*Instruction*. Copy the lines holding the word "text", all of them.

+---+

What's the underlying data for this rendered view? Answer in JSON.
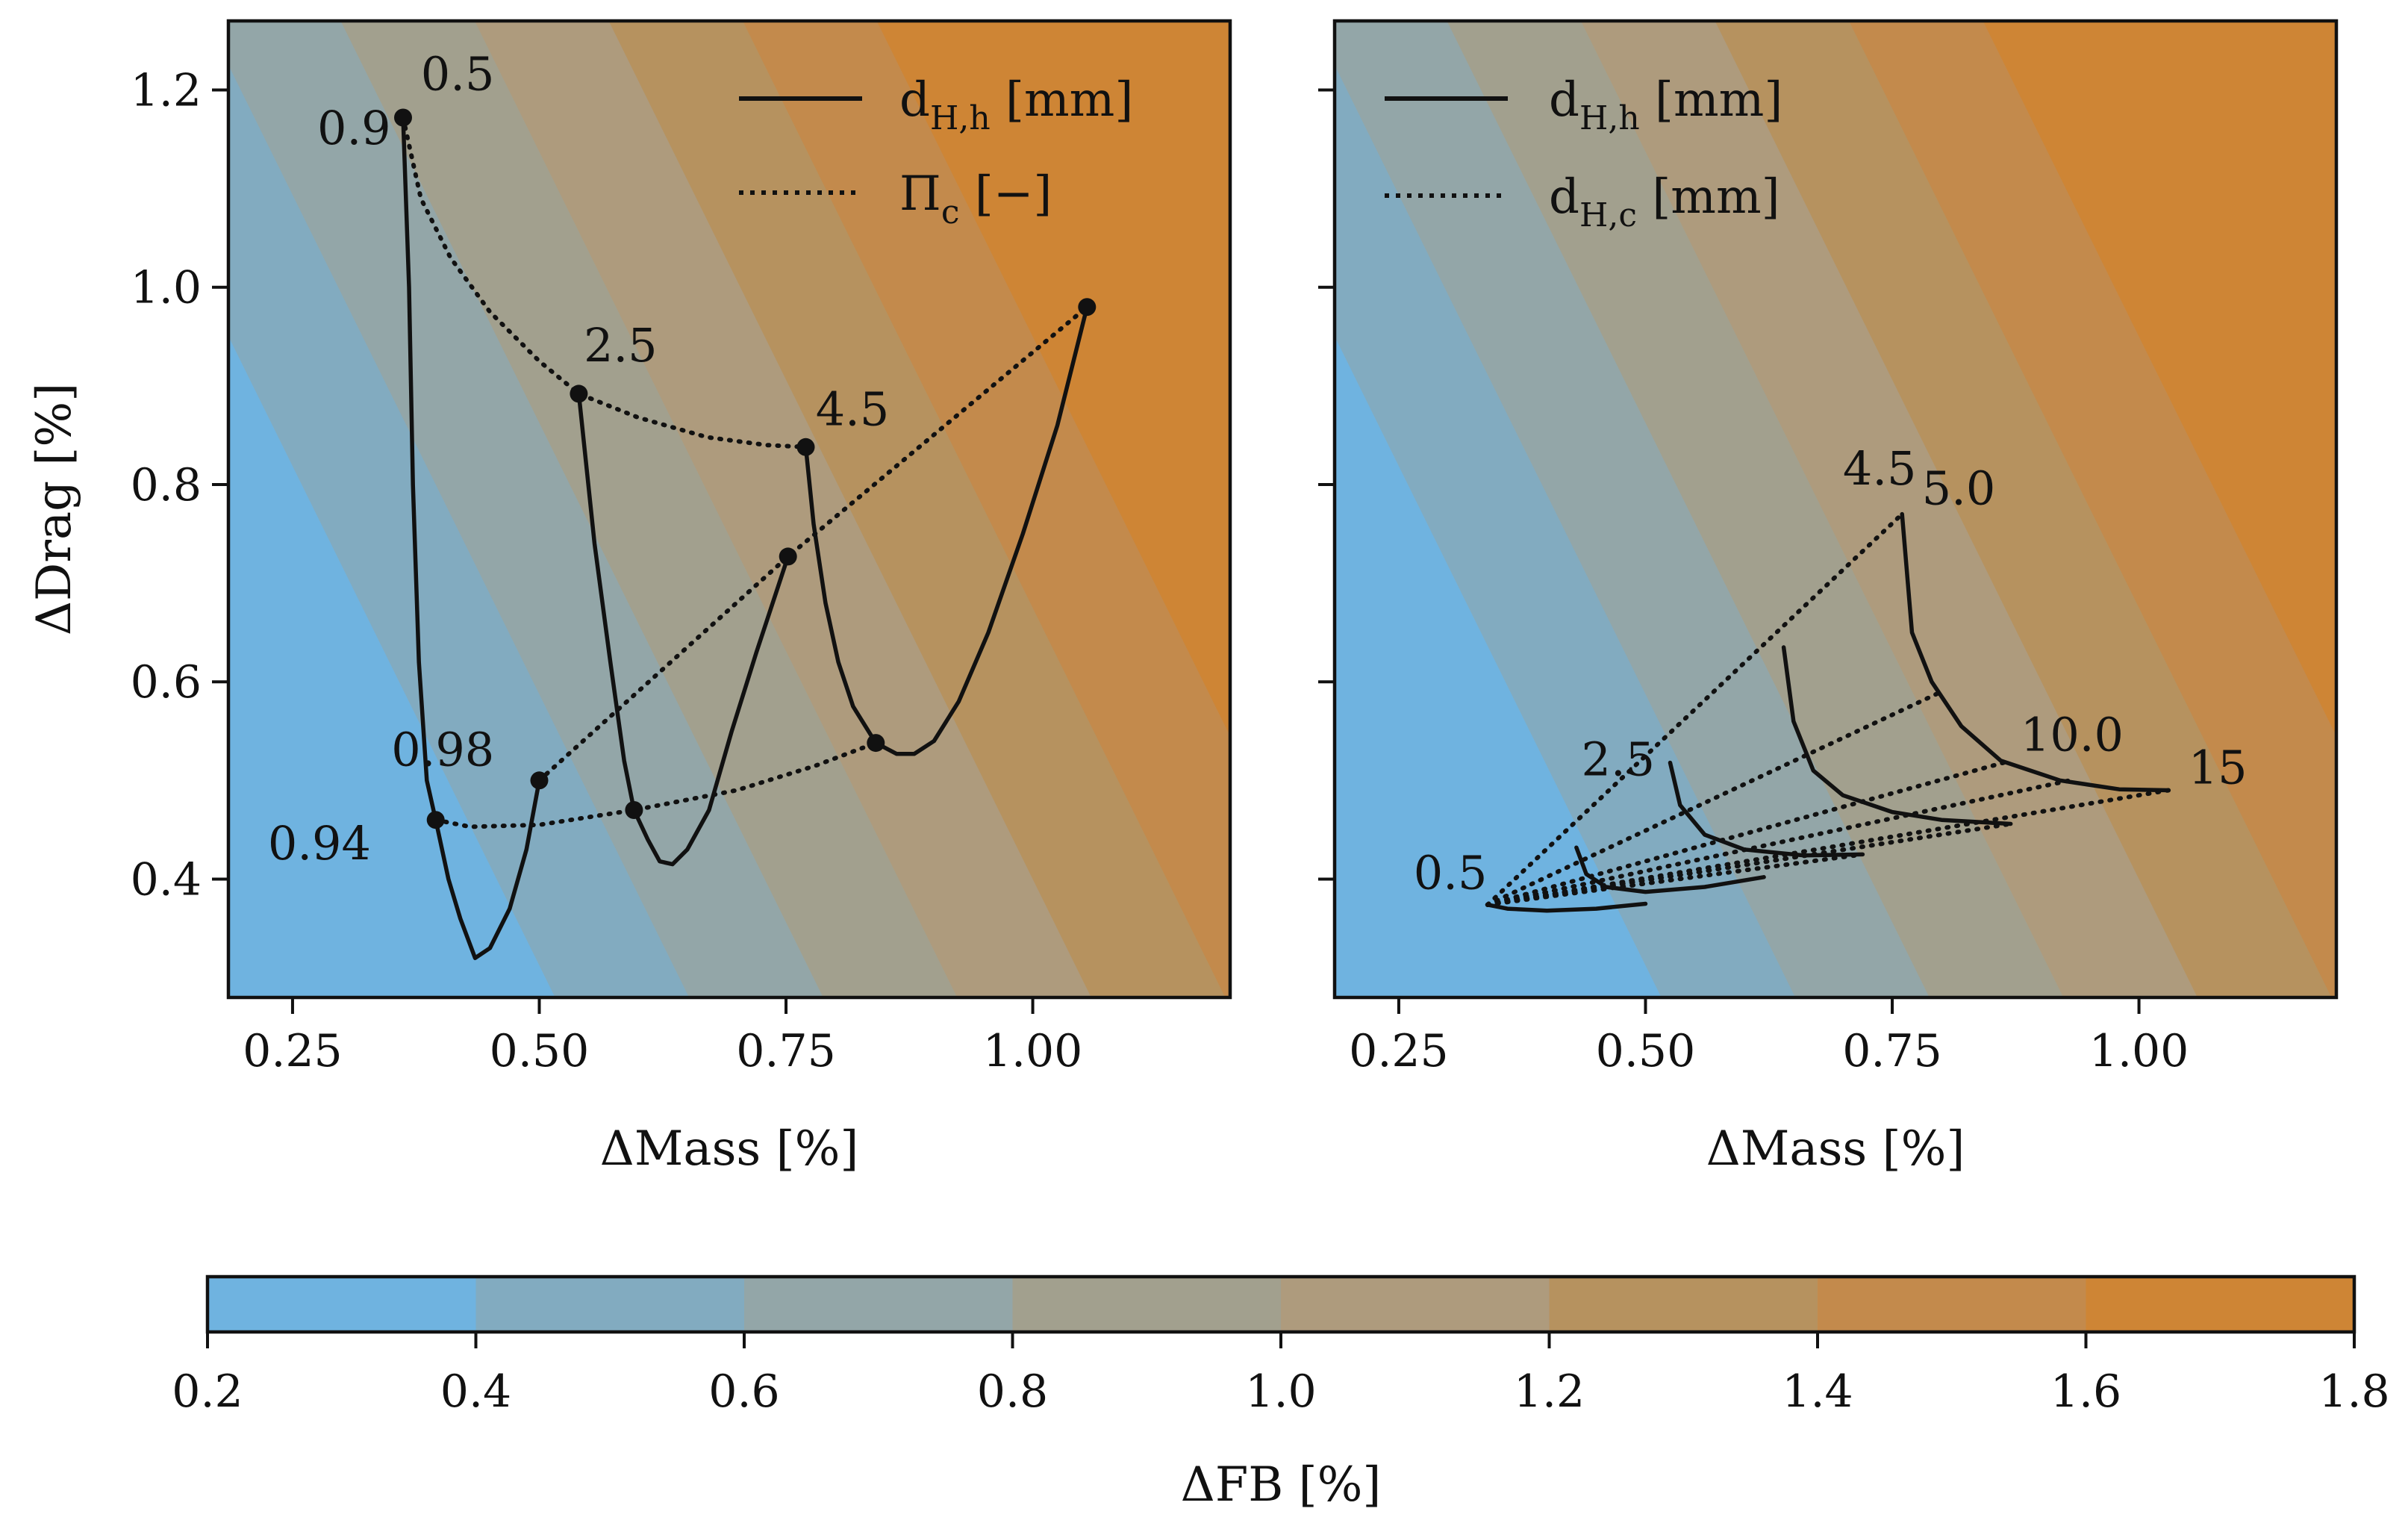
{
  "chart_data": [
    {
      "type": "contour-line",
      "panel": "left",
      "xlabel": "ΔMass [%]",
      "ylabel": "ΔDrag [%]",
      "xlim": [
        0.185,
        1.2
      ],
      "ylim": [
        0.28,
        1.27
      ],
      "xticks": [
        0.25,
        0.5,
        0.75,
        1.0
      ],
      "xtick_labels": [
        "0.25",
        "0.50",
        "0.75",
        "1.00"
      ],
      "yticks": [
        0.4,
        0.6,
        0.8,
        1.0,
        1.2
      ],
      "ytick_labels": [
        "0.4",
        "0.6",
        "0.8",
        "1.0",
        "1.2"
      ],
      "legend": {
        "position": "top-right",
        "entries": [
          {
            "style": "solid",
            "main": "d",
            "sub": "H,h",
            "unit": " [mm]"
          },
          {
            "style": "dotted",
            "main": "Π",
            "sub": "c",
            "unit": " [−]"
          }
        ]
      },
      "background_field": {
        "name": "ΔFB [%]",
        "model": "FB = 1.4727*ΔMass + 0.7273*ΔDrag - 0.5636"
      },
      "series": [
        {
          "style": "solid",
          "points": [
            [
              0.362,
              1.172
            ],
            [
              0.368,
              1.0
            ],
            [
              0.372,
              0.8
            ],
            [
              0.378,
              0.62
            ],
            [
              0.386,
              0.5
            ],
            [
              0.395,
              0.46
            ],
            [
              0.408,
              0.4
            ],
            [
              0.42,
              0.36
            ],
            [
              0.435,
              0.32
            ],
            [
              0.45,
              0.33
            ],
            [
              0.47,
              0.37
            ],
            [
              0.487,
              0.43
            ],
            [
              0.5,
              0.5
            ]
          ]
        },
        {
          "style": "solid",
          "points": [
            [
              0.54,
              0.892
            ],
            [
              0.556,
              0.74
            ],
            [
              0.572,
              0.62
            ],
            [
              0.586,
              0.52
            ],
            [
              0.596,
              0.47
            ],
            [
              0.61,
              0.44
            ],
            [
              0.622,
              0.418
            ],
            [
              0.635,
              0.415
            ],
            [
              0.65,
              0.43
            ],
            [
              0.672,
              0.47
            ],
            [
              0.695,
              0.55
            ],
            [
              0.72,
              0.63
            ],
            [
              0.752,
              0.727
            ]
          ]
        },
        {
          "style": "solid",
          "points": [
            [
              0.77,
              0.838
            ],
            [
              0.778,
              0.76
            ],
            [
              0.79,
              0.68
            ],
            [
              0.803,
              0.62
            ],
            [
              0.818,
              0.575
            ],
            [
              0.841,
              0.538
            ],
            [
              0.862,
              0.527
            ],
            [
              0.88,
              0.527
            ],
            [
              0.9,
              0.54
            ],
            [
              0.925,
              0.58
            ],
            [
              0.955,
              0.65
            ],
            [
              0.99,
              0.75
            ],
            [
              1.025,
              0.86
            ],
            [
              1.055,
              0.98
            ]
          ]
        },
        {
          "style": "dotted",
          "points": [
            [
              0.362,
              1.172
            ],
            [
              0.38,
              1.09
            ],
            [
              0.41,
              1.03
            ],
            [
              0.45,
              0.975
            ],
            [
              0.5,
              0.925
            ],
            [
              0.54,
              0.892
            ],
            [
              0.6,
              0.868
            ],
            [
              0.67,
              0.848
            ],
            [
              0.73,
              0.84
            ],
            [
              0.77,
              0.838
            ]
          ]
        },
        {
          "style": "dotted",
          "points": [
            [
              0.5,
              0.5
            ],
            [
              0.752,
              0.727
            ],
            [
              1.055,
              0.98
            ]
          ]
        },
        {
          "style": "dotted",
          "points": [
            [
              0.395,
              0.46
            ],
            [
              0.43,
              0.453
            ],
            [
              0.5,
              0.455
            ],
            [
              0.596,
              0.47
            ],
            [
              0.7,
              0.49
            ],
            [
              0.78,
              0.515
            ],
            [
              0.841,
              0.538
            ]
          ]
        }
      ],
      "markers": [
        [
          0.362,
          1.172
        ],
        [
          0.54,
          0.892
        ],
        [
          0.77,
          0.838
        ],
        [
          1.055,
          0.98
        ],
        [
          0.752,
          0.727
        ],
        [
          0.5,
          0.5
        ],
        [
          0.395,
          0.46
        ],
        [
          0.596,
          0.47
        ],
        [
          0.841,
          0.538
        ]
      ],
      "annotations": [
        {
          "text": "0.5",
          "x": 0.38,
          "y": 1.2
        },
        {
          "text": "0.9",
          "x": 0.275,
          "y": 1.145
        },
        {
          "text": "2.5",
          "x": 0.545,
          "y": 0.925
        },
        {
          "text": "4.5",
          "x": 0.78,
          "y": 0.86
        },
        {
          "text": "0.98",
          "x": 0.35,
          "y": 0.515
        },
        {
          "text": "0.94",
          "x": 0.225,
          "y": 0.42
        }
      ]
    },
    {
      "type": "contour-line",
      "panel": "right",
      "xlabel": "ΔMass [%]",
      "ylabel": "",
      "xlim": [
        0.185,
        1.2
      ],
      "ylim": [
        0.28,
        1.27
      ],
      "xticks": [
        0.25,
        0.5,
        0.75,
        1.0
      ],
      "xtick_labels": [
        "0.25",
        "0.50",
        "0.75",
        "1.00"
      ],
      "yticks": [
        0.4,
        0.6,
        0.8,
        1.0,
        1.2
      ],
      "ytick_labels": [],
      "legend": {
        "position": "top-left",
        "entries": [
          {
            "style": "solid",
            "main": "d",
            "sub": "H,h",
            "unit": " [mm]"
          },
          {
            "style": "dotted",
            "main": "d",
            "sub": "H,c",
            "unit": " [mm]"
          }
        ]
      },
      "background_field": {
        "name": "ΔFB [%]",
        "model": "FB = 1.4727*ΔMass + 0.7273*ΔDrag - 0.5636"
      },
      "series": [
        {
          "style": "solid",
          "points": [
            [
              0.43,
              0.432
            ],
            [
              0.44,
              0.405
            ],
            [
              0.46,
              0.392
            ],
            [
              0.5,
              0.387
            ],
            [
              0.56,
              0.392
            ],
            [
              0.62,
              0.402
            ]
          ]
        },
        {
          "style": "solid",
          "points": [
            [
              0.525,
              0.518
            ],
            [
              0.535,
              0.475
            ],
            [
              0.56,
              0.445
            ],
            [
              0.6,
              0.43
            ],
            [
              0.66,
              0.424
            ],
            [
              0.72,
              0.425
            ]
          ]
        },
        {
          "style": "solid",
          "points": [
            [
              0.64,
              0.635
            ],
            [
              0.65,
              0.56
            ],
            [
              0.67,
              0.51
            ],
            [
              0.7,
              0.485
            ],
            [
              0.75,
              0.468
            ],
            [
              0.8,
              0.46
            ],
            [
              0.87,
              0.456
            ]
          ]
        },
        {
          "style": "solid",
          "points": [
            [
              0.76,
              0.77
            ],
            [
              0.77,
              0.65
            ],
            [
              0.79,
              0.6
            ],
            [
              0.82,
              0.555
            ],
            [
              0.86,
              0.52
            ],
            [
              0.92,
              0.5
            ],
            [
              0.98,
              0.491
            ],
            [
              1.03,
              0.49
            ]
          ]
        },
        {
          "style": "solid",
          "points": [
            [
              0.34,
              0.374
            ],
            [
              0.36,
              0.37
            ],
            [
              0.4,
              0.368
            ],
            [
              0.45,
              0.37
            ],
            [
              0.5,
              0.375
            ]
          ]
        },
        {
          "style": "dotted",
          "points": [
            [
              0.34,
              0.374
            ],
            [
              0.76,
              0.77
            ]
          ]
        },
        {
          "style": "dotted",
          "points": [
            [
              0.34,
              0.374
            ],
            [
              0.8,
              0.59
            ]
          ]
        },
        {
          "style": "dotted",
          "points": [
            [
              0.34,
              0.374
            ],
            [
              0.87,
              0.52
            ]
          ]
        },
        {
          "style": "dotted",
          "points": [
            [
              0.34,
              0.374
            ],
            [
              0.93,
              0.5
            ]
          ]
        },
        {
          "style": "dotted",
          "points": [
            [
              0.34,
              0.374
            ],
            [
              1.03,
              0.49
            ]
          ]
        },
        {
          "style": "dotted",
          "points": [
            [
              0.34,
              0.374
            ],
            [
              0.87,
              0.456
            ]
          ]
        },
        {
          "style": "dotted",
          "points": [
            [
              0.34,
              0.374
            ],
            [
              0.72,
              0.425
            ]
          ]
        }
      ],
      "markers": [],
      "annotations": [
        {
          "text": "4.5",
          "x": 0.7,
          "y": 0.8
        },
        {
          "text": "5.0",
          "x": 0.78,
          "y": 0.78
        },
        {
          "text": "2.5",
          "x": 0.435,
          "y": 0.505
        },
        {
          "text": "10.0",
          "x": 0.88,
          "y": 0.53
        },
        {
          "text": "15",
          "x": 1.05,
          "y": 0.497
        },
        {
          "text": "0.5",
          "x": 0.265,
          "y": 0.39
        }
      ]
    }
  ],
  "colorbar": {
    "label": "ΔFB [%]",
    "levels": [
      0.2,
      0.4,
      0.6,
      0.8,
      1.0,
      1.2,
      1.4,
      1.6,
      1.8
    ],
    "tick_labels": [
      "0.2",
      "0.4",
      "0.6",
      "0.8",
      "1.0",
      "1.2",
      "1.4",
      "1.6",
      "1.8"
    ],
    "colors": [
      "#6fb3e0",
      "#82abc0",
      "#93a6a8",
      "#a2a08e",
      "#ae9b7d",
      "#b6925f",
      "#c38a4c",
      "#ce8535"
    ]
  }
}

+---+

*Task result*.
          "text": "0.5",
          "text": "0.9",
          "text": "2.5",
          "text": "4.5",
          "text": "0.98",
          "text": "0.94",
          "text": "4.5",
          "text": "5.0",
          "text": "2.5",
          "text": "10.0",
          "text": "15",
          "text": "0.5",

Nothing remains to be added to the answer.